*GOAL*
Reproduce the records that follow in full, excluding any picture they contain.

*RECORDS FOR THIS EXERCISE*
------------------------
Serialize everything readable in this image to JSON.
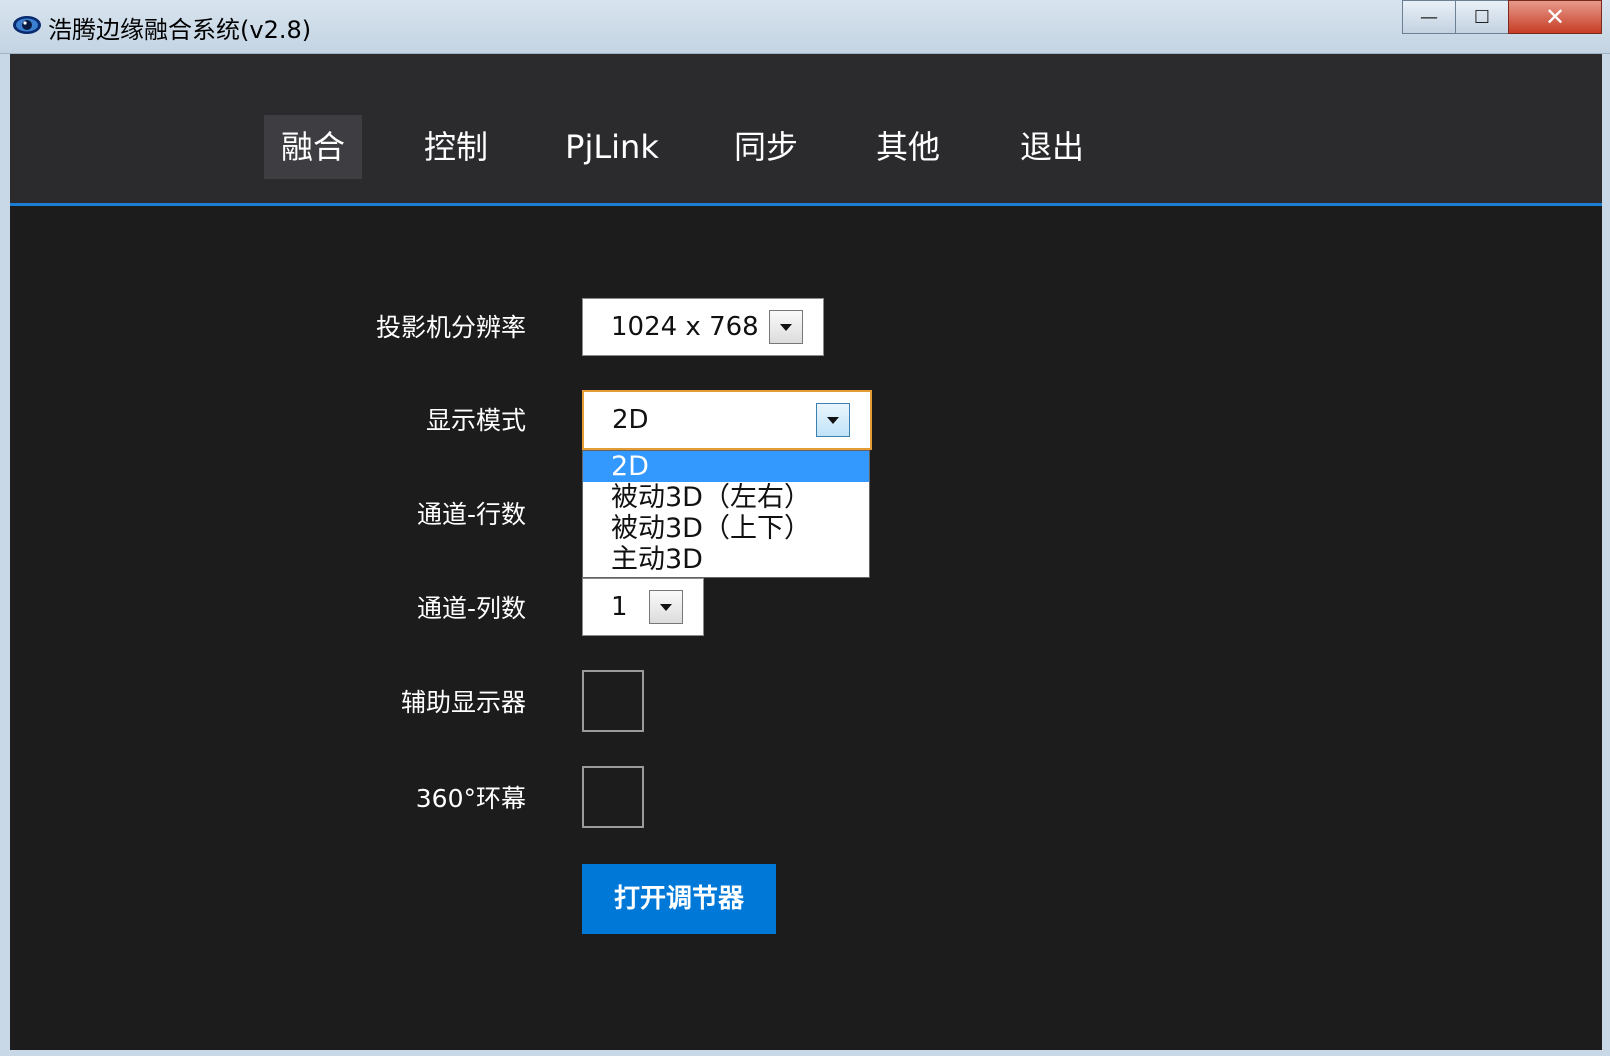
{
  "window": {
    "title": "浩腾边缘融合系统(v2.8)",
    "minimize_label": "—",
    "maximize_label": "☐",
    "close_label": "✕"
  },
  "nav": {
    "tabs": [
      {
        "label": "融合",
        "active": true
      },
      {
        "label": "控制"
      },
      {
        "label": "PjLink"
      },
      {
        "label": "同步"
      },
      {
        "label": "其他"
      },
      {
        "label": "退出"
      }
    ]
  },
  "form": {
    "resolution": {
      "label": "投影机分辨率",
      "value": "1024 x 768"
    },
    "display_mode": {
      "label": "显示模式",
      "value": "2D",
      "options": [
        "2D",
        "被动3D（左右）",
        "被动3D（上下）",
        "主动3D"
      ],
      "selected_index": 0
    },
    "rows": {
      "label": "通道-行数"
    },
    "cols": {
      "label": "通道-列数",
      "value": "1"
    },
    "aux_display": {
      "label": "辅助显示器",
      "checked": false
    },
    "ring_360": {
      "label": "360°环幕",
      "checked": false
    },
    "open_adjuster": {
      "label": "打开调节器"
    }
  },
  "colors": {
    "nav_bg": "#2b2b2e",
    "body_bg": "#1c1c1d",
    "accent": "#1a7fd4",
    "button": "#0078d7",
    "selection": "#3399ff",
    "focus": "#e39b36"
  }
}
------------------------
*WRITTEN REPLY*
Serialize everything readable in this image to JSON.
{
  "window": {
    "title": "浩腾边缘融合系统(v2.8)",
    "minimize_label": "—",
    "maximize_label": "☐",
    "close_label": "✕"
  },
  "nav": {
    "tabs": [
      {
        "label": "融合",
        "active": true
      },
      {
        "label": "控制"
      },
      {
        "label": "PjLink"
      },
      {
        "label": "同步"
      },
      {
        "label": "其他"
      },
      {
        "label": "退出"
      }
    ]
  },
  "form": {
    "resolution": {
      "label": "投影机分辨率",
      "value": "1024 x 768"
    },
    "display_mode": {
      "label": "显示模式",
      "value": "2D",
      "options": [
        "2D",
        "被动3D（左右）",
        "被动3D（上下）",
        "主动3D"
      ],
      "selected_index": 0
    },
    "rows": {
      "label": "通道-行数"
    },
    "cols": {
      "label": "通道-列数",
      "value": "1"
    },
    "aux_display": {
      "label": "辅助显示器",
      "checked": false
    },
    "ring_360": {
      "label": "360°环幕",
      "checked": false
    },
    "open_adjuster": {
      "label": "打开调节器"
    }
  },
  "colors": {
    "nav_bg": "#2b2b2e",
    "body_bg": "#1c1c1d",
    "accent": "#1a7fd4",
    "button": "#0078d7",
    "selection": "#3399ff",
    "focus": "#e39b36"
  }
}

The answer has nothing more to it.